■ AIM
Your copy of the material must match it exactly, except that pictures are dropped.
--- RECORDS PROVIDED ---
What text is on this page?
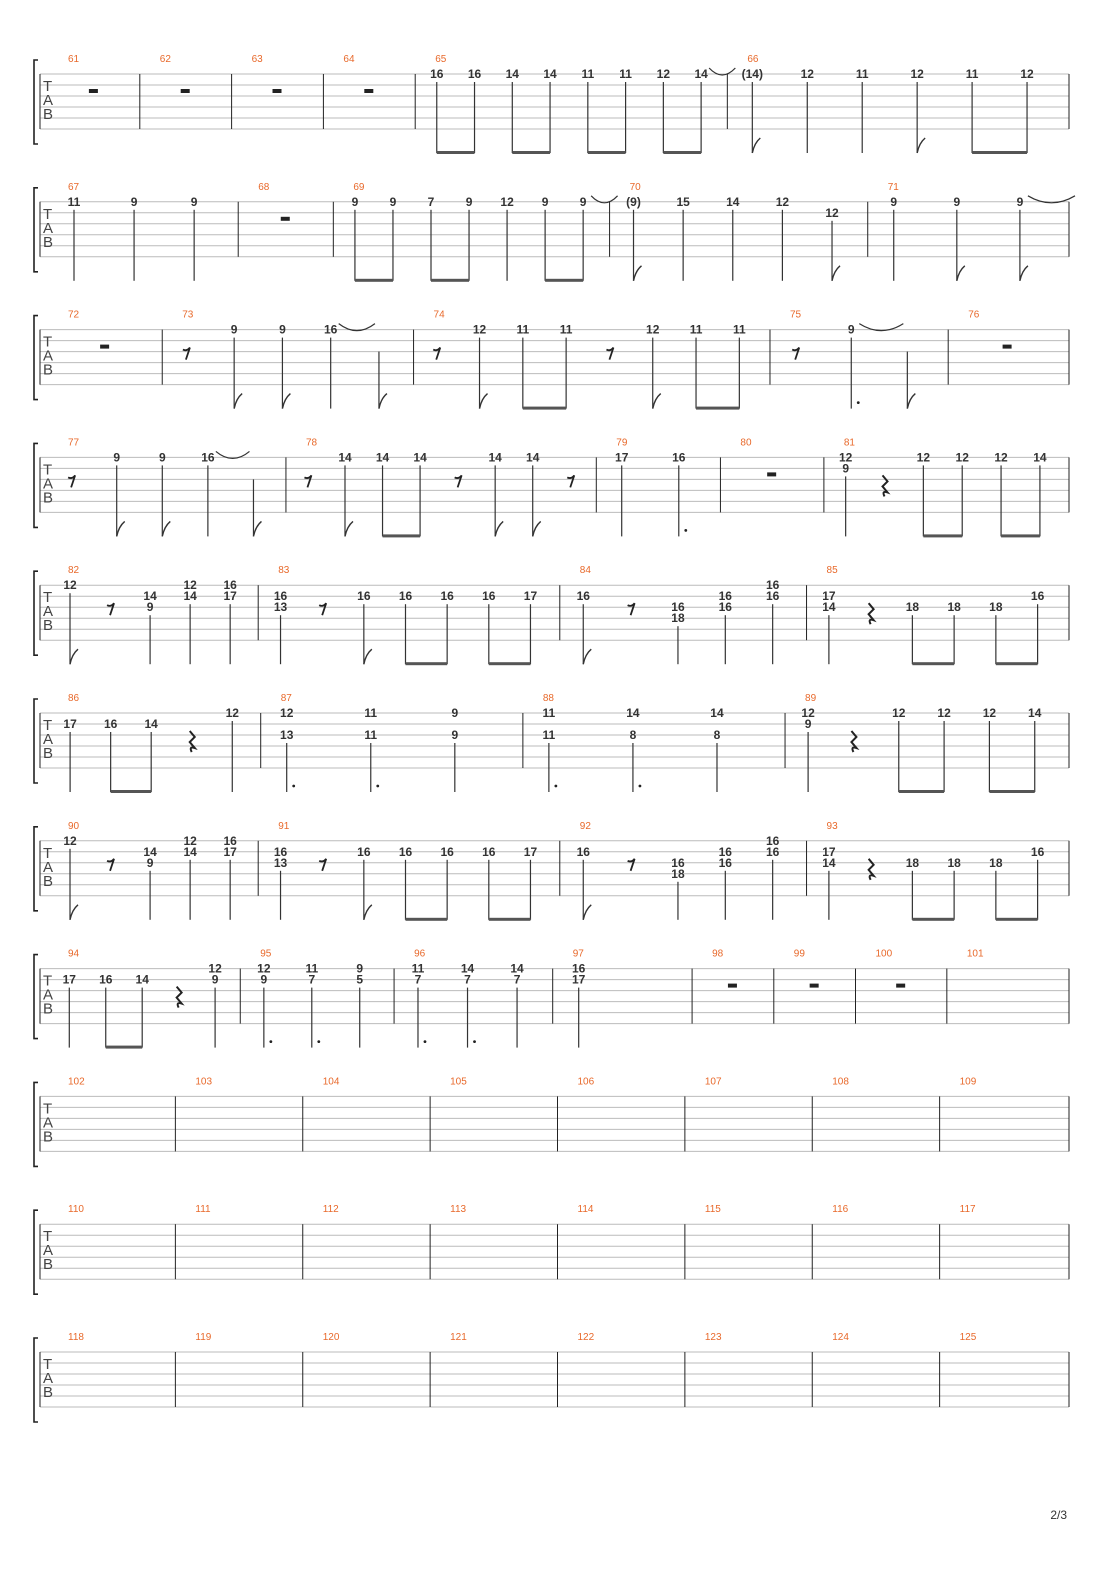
T
A
B
61	62	63	64	65
16 16 14 14 11 11 12 14
66
(14)	12	11	12	11	12
T
A
B
67
11	9	9
68	69
9	9	7	9 12 9	9
70
(9)	15	14	12
12
71
9	9	9
T
A
B
72	73
9	9	16
74
12	11	11	12	11	11
75
9
76
T
A
B
77
9	9	16
78
14 14 14	14 14
79
17	16
80	81
12
9
12 12 12 14
T
A
B
82
12
14
9
12
14
16
17
83
16
13
16 16 16 16 17
84
16
16
18
16
16
16
16
85
17
14	18 18 18
16
T
A
B
86
17 16 14
12
87
12
13
11
11
9
9
88
11
11
14
8
14
8
89
12
9
12	12	12	14
T
A
B
90
12
14
9
12
14
16
17
91
16
13
16 16 16 16 17
92
16
16
18
16
16
16
16
93
17
14	18 18 18
16
T
A
B
94
17 16 14
12
9
95
12
9
11
7
9
5
96
11
7
14
7
14
7
97
16
17
98	99	100	101
T
A
B
102	103	104	105	106	107	108	109
T
A
B
110	111	112	113	114	115	116	117
T
A
B
118	119	120	121	122	123	124	125
2/3
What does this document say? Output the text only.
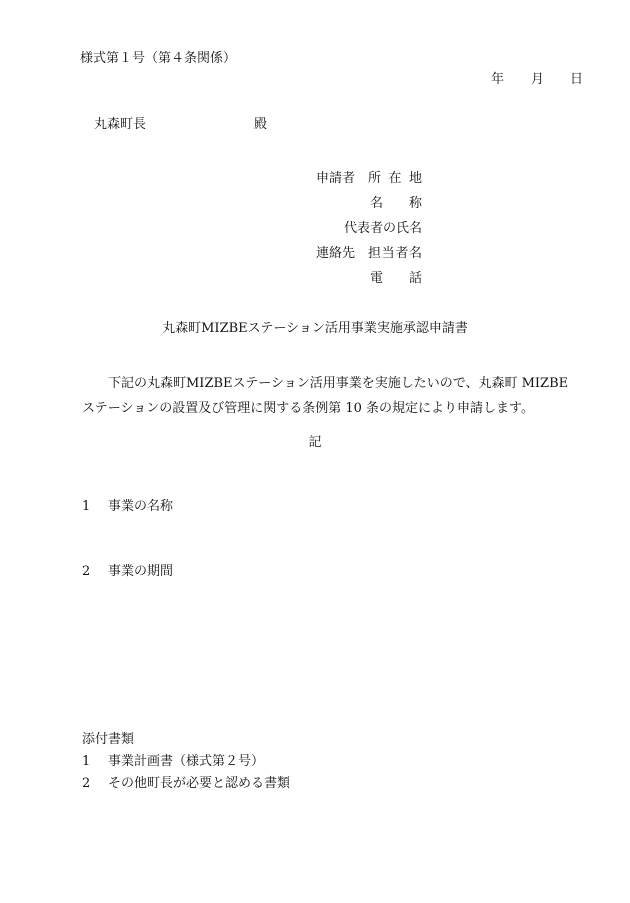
様式第１号（第４条関係）
年 月 日
丸森町長	殿
申請者 所 在 地
名　 称
代表者の氏名
連絡先 担当者名
電　 話
丸森町MIZBEステーション活用事業実施承認申請書
下記の丸森町MIZBEステーション活用事業を実施したいので、丸森町 MIZBE ステーションの設置及び管理に関する条例第 10 条の規定により申請します。
記
1 事業の名称
2 事業の期間
添付書類
1 事業計画書（様式第２号）
2 その他町長が必要と認める書類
---
■ THE SOLUTION
What text is on this page?
T
A
B
61	62	63	64	65
16 16 14 14 11 11 12 14
66
(14)	12	11	12	11	12
T
A
B
67
11	9	9
68	69
9	9	7	9 12 9	9
70
(9)	15	14	12
12
71
9	9	9
T
A
B
72	73
9	9	16
74
12	11	11	12	11	11
75
9
76
T
A
B
77
9	9	16
78
14 14 14	14 14
79
17	16
80	81
12
9
12 12 12 14
T
A
B
82
12
14
9
12
14
16
17
83
16
13
16 16 16 16 17
84
16
16
18
16
16
16
16
85
17
14	18 18 18
16
T
A
B
86
17 16 14
12
87
12
13
11
11
9
9
88
11
11
14
8
14
8
89
12
9
12	12	12	14
T
A
B
90
12
14
9
12
14
16
17
91
16
13
16 16 16 16 17
92
16
16
18
16
16
16
16
93
17
14	18 18 18
16
T
A
B
94
17 16 14
12
9
95
12
9
11
7
9
5
96
11
7
14
7
14
7
97
16
17
98	99	100	101
T
A
B
102	103	104	105	106	107	108	109
T
A
B
110	111	112	113	114	115	116	117
T
A
B
118	119	120	121	122	123	124	125
2/3
What does this document say? Output the text only.
様式第１号（第４条関係）
年 月 日
丸森町長	殿
申請者 所 在 地
名　 称
代表者の氏名
連絡先 担当者名
電　 話
丸森町MIZBEステーション活用事業実施承認申請書
下記の丸森町MIZBEステーション活用事業を実施したいので、丸森町 MIZBE ステーションの設置及び管理に関する条例第 10 条の規定により申請します。
記
1 事業の名称
2 事業の期間
添付書類
1 事業計画書（様式第２号）
2 その他町長が必要と認める書類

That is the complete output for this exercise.